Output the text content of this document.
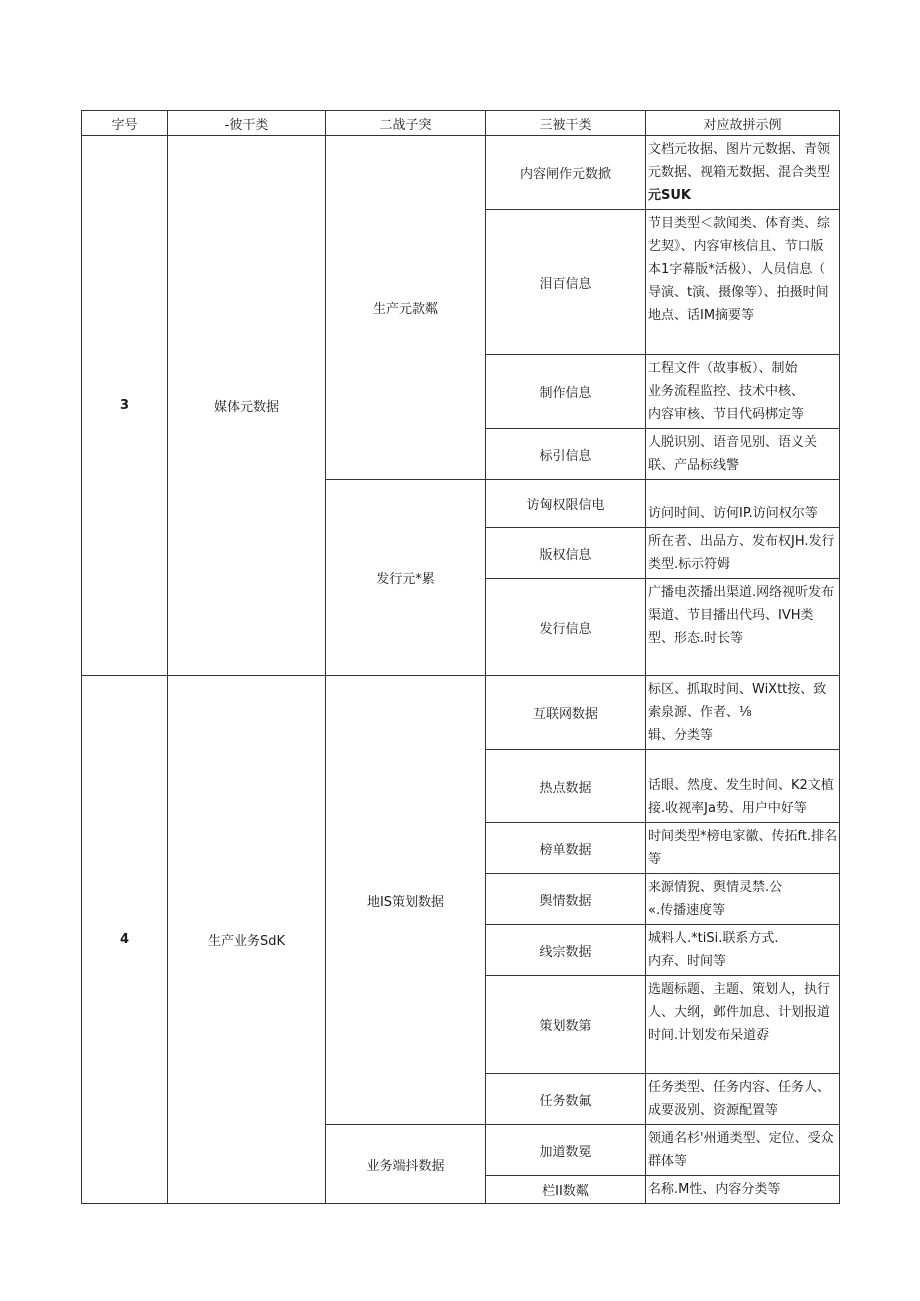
字号	-彼干类	二战子突	三被干类	对应故拼示例
3	媒体元数据	生产元款粼	内容闸作元数掀	文档元妆据、图片元数据、青领
元数据、视箱无数据、混合类型
元SUK

			泪百信息	节目类型＜款闻类、体育类、综
艺契》、内容审核信且、节口版
本1字幕版*活极）、人员信息（
导演、t演、摄像等）、拍摄时间
地点、话IM摘要等

			制作信息	工程文件（故事板）、制始
业务流程监控、技术中核、
内容审核、节目代码梆定等

			标引信息	人脱识别、语音见别、语义关
联、产品标线警

		发行元*累	访匈权限信电	访问时间、访何IP.访问权尔等

			版权信息	所在者、出品方、发布权JH.发行
类型.标示符姆

			发行信息	广播电茨播出渠道.网络视听发布
渠道、节目播出代玛、IVH类
型、形态.时长等

4	生产业务SdK	地IS策划数据	互联网数据	标区、抓取时间、WiXtt按、致
索泉源、作者、⅛
辑、分类等

			热点数据	话眼、然度、发生时间、K2文植
接.收视率Ja势、用户中好等

			榜单数据	时间类型*榜电家徽、传拓ft.排名
等

			舆情数据	来源情猊、舆情灵禁.公
«.传播速度等

			线宗数据	城料人.*tiSi.联系方式.
内弃、时间等

			策划数第	选题标题、主题、策划人，执行
人、大纲，邺件加息、计划报道
时间.计划发布呆道孬

			任务数氟	任务类型、任务内容、任务人、
成要汲别、资源配置等

		业务端抖数据	加道数冕	领通名杉'州通类型、定位、受众
群体等

			栏II数粼	名称.M性、内容分类等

========================================================================

YOUR OBJECTIVE
The records above must be transcribed exactly. Pictures are left out of the copy.

THE ANSWER
Output the text content of this document.
字号	-彼干类	二战子突	三被干类	对应故拼示例
3	媒体元数据	生产元款粼	内容闸作元数掀	文档元妆据、图片元数据、青领
元数据、视箱无数据、混合类型
元SUK

			泪百信息	节目类型＜款闻类、体育类、综
艺契》、内容审核信且、节口版
本1字幕版*活极）、人员信息（
导演、t演、摄像等）、拍摄时间
地点、话IM摘要等

			制作信息	工程文件（故事板）、制始
业务流程监控、技术中核、
内容审核、节目代码梆定等

			标引信息	人脱识别、语音见别、语义关
联、产品标线警

		发行元*累	访匈权限信电	访问时间、访何IP.访问权尔等

			版权信息	所在者、出品方、发布权JH.发行
类型.标示符姆

			发行信息	广播电茨播出渠道.网络视听发布
渠道、节目播出代玛、IVH类
型、形态.时长等

4	生产业务SdK	地IS策划数据	互联网数据	标区、抓取时间、WiXtt按、致
索泉源、作者、⅛
辑、分类等

			热点数据	话眼、然度、发生时间、K2文植
接.收视率Ja势、用户中好等

			榜单数据	时间类型*榜电家徽、传拓ft.排名
等

			舆情数据	来源情猊、舆情灵禁.公
«.传播速度等

			线宗数据	城料人.*tiSi.联系方式.
内弃、时间等

			策划数第	选题标题、主题、策划人，执行
人、大纲，邺件加息、计划报道
时间.计划发布呆道孬

			任务数氟	任务类型、任务内容、任务人、
成要汲别、资源配置等

		业务端抖数据	加道数冕	领通名杉'州通类型、定位、受众
群体等

			栏II数粼	名称.M性、内容分类等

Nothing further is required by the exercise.